- Data extract
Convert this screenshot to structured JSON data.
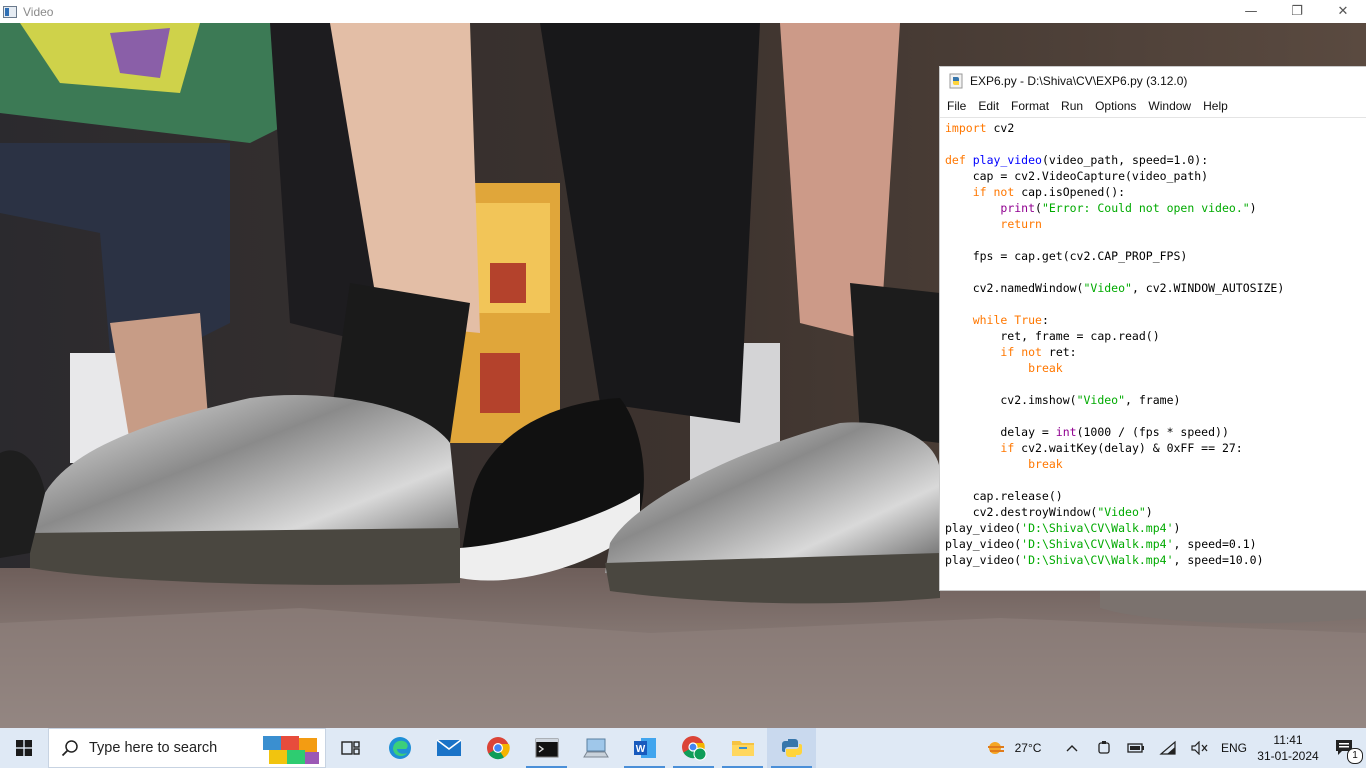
{
  "video_window": {
    "title": "Video",
    "controls": {
      "minimize": "—",
      "maximize": "❐",
      "close": "✕"
    }
  },
  "idle": {
    "title": "EXP6.py - D:\\Shiva\\CV\\EXP6.py (3.12.0)",
    "menu": [
      "File",
      "Edit",
      "Format",
      "Run",
      "Options",
      "Window",
      "Help"
    ],
    "code_lines": [
      [
        {
          "t": "import",
          "c": "kw"
        },
        {
          "t": " cv2"
        }
      ],
      [],
      [
        {
          "t": "def",
          "c": "kw"
        },
        {
          "t": " "
        },
        {
          "t": "play_video",
          "c": "fn"
        },
        {
          "t": "(video_path, speed=1.0):"
        }
      ],
      [
        {
          "t": "    cap = cv2.VideoCapture(video_path)"
        }
      ],
      [
        {
          "t": "    "
        },
        {
          "t": "if",
          "c": "kw"
        },
        {
          "t": " "
        },
        {
          "t": "not",
          "c": "kw"
        },
        {
          "t": " cap.isOpened():"
        }
      ],
      [
        {
          "t": "        "
        },
        {
          "t": "print",
          "c": "bi"
        },
        {
          "t": "("
        },
        {
          "t": "\"Error: Could not open video.\"",
          "c": "st"
        },
        {
          "t": ")"
        }
      ],
      [
        {
          "t": "        "
        },
        {
          "t": "return",
          "c": "kw"
        }
      ],
      [],
      [
        {
          "t": "    fps = cap.get(cv2.CAP_PROP_FPS)"
        }
      ],
      [],
      [
        {
          "t": "    cv2.namedWindow("
        },
        {
          "t": "\"Video\"",
          "c": "st"
        },
        {
          "t": ", cv2.WINDOW_AUTOSIZE)"
        }
      ],
      [],
      [
        {
          "t": "    "
        },
        {
          "t": "while",
          "c": "kw"
        },
        {
          "t": " "
        },
        {
          "t": "True",
          "c": "kw"
        },
        {
          "t": ":"
        }
      ],
      [
        {
          "t": "        ret, frame = cap.read()"
        }
      ],
      [
        {
          "t": "        "
        },
        {
          "t": "if",
          "c": "kw"
        },
        {
          "t": " "
        },
        {
          "t": "not",
          "c": "kw"
        },
        {
          "t": " ret:"
        }
      ],
      [
        {
          "t": "            "
        },
        {
          "t": "break",
          "c": "kw"
        }
      ],
      [],
      [
        {
          "t": "        cv2.imshow("
        },
        {
          "t": "\"Video\"",
          "c": "st"
        },
        {
          "t": ", frame)"
        }
      ],
      [],
      [
        {
          "t": "        delay = "
        },
        {
          "t": "int",
          "c": "bi"
        },
        {
          "t": "(1000 / (fps * speed))"
        }
      ],
      [
        {
          "t": "        "
        },
        {
          "t": "if",
          "c": "kw"
        },
        {
          "t": " cv2.waitKey(delay) & 0xFF == 27:"
        }
      ],
      [
        {
          "t": "            "
        },
        {
          "t": "break",
          "c": "kw"
        }
      ],
      [],
      [
        {
          "t": "    cap.release()"
        }
      ],
      [
        {
          "t": "    cv2.destroyWindow("
        },
        {
          "t": "\"Video\"",
          "c": "st"
        },
        {
          "t": ")"
        }
      ],
      [
        {
          "t": "play_video("
        },
        {
          "t": "'D:\\Shiva\\CV\\Walk.mp4'",
          "c": "st"
        },
        {
          "t": ")"
        }
      ],
      [
        {
          "t": "play_video("
        },
        {
          "t": "'D:\\Shiva\\CV\\Walk.mp4'",
          "c": "st"
        },
        {
          "t": ", speed=0.1)"
        }
      ],
      [
        {
          "t": "play_video("
        },
        {
          "t": "'D:\\Shiva\\CV\\Walk.mp4'",
          "c": "st"
        },
        {
          "t": ", speed=10.0)"
        }
      ]
    ]
  },
  "taskbar": {
    "search_placeholder": "Type here to search",
    "apps": [
      {
        "name": "task-view",
        "icon": "task-view-icon"
      },
      {
        "name": "edge",
        "icon": "edge-icon"
      },
      {
        "name": "mail",
        "icon": "mail-icon"
      },
      {
        "name": "chrome",
        "icon": "chrome-icon"
      },
      {
        "name": "terminal",
        "icon": "terminal-icon"
      },
      {
        "name": "computer",
        "icon": "computer-icon"
      },
      {
        "name": "word",
        "icon": "word-icon"
      },
      {
        "name": "chrome-profile",
        "icon": "chrome-profile-icon"
      },
      {
        "name": "file-explorer",
        "icon": "folder-icon"
      },
      {
        "name": "python",
        "icon": "python-icon"
      }
    ],
    "weather": "27°C",
    "language": "ENG",
    "time": "11:41",
    "date": "31-01-2024",
    "notification_count": "1"
  },
  "colors": {
    "keyword": "#ff7700",
    "builtin": "#900090",
    "function": "#0000ff",
    "string": "#00aa00",
    "taskbar": "#dfe9f5"
  }
}
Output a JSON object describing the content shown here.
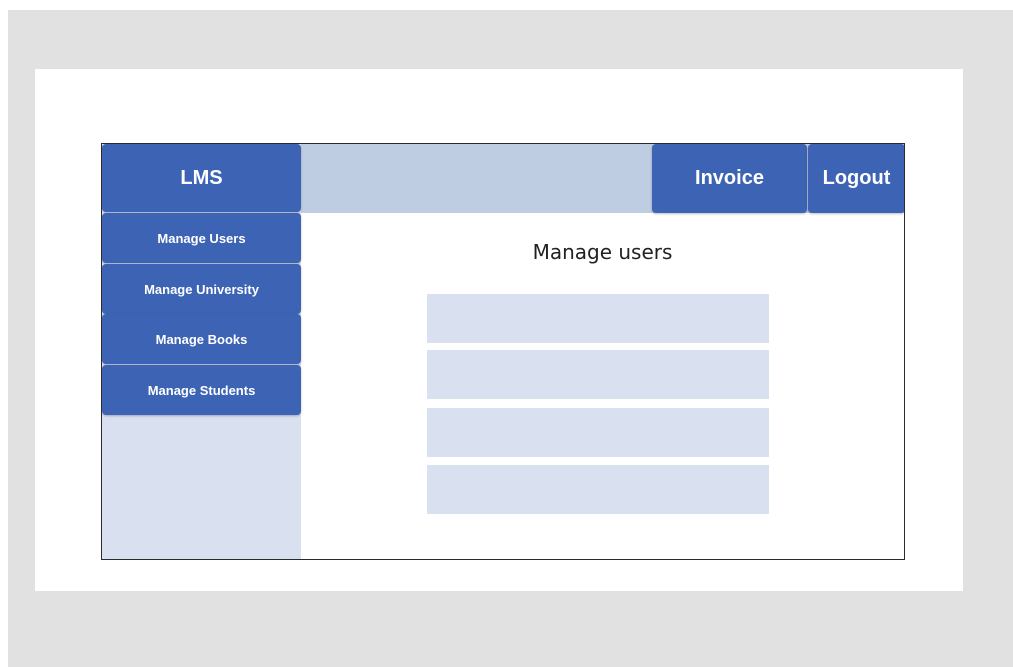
{
  "app": {
    "brand": "LMS"
  },
  "header": {
    "invoice_label": "Invoice",
    "logout_label": "Logout"
  },
  "sidebar": {
    "items": [
      {
        "label": "Manage Users"
      },
      {
        "label": "Manage University"
      },
      {
        "label": "Manage Books"
      },
      {
        "label": "Manage Students"
      }
    ]
  },
  "main": {
    "title": "Manage users",
    "fields": [
      {
        "value": ""
      },
      {
        "value": ""
      },
      {
        "value": ""
      },
      {
        "value": ""
      }
    ]
  },
  "colors": {
    "button": "#3d63b5",
    "header_bar": "#bfcde3",
    "sidebar": "#d9e1f0",
    "field": "#d9e1f0",
    "outer_background": "#e1e1e1"
  }
}
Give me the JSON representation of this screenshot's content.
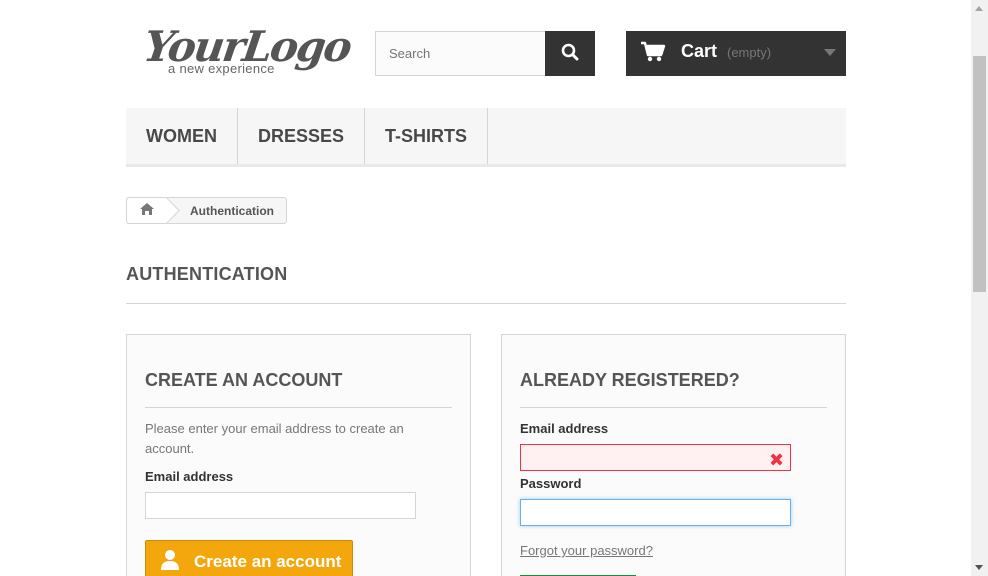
{
  "header": {
    "logo": {
      "main": "YourLogo",
      "tagline": "a new experience"
    },
    "search": {
      "placeholder": "Search",
      "icon": "search-icon"
    },
    "cart": {
      "title": "Cart",
      "status": "(empty)",
      "icon": "shopping-cart-icon"
    }
  },
  "topnav": {
    "items": [
      "WOMEN",
      "DRESSES",
      "T-SHIRTS"
    ]
  },
  "breadcrumb": {
    "home_icon": "home-icon",
    "current": "Authentication"
  },
  "page": {
    "heading": "AUTHENTICATION"
  },
  "create_account": {
    "title": "CREATE AN ACCOUNT",
    "description": "Please enter your email address to create an account.",
    "email_label": "Email address",
    "email_value": "",
    "button_label": "Create an account",
    "button_icon": "user-icon"
  },
  "login": {
    "title": "ALREADY REGISTERED?",
    "email_label": "Email address",
    "email_value": "",
    "email_error_icon": "error-x-icon",
    "password_label": "Password",
    "password_value": "",
    "forgot_link": "Forgot your password?"
  },
  "colors": {
    "dark": "#333333",
    "accent_orange": "#f4a70d",
    "error_red": "#f13340",
    "focus_blue": "#66afe9",
    "signin_green": "#43b155"
  }
}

- Work required
Search the data above for lines holding "this" and copy each of them.

- Solved problem
Convert this screenshot to structured JSON data.
Give me the JSON representation of this screenshot's content.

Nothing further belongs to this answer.